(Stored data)
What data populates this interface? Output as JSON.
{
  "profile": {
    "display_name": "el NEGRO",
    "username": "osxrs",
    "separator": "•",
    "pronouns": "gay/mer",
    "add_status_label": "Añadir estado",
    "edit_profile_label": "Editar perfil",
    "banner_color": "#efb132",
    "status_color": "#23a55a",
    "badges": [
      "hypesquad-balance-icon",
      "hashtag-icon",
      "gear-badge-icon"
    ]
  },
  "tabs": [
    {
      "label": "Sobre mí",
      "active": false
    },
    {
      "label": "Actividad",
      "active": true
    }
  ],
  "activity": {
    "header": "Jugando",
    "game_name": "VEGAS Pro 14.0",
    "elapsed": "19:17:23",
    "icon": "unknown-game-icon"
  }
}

• [Job]:
Go through the material above line by line and copy it exactly.

• [Expected output]:
What data populates this interface? Output as JSON.
{
  "profile": {
    "display_name": "el NEGRO",
    "username": "osxrs",
    "separator": "•",
    "pronouns": "gay/mer",
    "add_status_label": "Añadir estado",
    "edit_profile_label": "Editar perfil",
    "banner_color": "#efb132",
    "status_color": "#23a55a",
    "badges": [
      "hypesquad-balance-icon",
      "hashtag-icon",
      "gear-badge-icon"
    ]
  },
  "tabs": [
    {
      "label": "Sobre mí",
      "active": false
    },
    {
      "label": "Actividad",
      "active": true
    }
  ],
  "activity": {
    "header": "Jugando",
    "game_name": "VEGAS Pro 14.0",
    "elapsed": "19:17:23",
    "icon": "unknown-game-icon"
  }
}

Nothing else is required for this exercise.